INSTRUCTIONS TO FOLLOW – Present the following data again exactly as it is shown.

---*---

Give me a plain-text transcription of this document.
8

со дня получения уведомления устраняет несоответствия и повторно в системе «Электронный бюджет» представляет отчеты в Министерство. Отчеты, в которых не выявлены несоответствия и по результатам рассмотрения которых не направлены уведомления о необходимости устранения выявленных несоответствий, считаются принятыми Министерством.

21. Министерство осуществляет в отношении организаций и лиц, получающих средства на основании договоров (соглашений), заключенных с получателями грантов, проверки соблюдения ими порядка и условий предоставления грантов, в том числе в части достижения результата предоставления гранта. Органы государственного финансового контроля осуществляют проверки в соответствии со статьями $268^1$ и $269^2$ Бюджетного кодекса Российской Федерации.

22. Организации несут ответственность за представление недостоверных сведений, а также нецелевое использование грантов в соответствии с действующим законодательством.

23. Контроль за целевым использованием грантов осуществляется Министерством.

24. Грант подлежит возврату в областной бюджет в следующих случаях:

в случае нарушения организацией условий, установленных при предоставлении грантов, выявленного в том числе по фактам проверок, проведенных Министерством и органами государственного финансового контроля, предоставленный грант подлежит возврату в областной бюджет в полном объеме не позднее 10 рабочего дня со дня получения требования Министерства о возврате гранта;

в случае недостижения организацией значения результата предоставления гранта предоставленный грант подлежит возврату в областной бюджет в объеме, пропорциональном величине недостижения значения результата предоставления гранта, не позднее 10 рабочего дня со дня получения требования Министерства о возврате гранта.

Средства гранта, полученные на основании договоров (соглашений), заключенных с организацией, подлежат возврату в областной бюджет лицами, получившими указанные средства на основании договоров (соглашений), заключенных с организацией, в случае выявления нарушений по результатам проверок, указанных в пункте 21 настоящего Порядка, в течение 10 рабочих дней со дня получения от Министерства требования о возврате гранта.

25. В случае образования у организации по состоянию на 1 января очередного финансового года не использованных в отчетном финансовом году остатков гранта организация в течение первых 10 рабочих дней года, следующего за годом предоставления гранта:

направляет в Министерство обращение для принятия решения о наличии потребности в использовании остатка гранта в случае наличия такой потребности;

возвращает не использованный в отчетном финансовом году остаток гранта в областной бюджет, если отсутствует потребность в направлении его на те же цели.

---*---

IN RESPONSE –
Give me a plain-text transcription of this document.
8

со дня получения уведомления устраняет несоответствия и повторно в системе «Электронный бюджет» представляет отчеты в Министерство. Отчеты, в которых не выявлены несоответствия и по результатам рассмотрения которых не направлены уведомления о необходимости устранения выявленных несоответствий, считаются принятыми Министерством.

21. Министерство осуществляет в отношении организаций и лиц, получающих средства на основании договоров (соглашений), заключенных с получателями грантов, проверки соблюдения ими порядка и условий предоставления грантов, в том числе в части достижения результата предоставления гранта. Органы государственного финансового контроля осуществляют проверки в соответствии со статьями $268^1$ и $269^2$ Бюджетного кодекса Российской Федерации.

22. Организации несут ответственность за представление недостоверных сведений, а также нецелевое использование грантов в соответствии с действующим законодательством.

23. Контроль за целевым использованием грантов осуществляется Министерством.

24. Грант подлежит возврату в областной бюджет в следующих случаях:

в случае нарушения организацией условий, установленных при предоставлении грантов, выявленного в том числе по фактам проверок, проведенных Министерством и органами государственного финансового контроля, предоставленный грант подлежит возврату в областной бюджет в полном объеме не позднее 10 рабочего дня со дня получения требования Министерства о возврате гранта;

в случае недостижения организацией значения результата предоставления гранта предоставленный грант подлежит возврату в областной бюджет в объеме, пропорциональном величине недостижения значения результата предоставления гранта, не позднее 10 рабочего дня со дня получения требования Министерства о возврате гранта.

Средства гранта, полученные на основании договоров (соглашений), заключенных с организацией, подлежат возврату в областной бюджет лицами, получившими указанные средства на основании договоров (соглашений), заключенных с организацией, в случае выявления нарушений по результатам проверок, указанных в пункте 21 настоящего Порядка, в течение 10 рабочих дней со дня получения от Министерства требования о возврате гранта.

25. В случае образования у организации по состоянию на 1 января очередного финансового года не использованных в отчетном финансовом году остатков гранта организация в течение первых 10 рабочих дней года, следующего за годом предоставления гранта:

направляет в Министерство обращение для принятия решения о наличии потребности в использовании остатка гранта в случае наличия такой потребности;

возвращает не использованный в отчетном финансовом году остаток гранта в областной бюджет, если отсутствует потребность в направлении его на те же цели.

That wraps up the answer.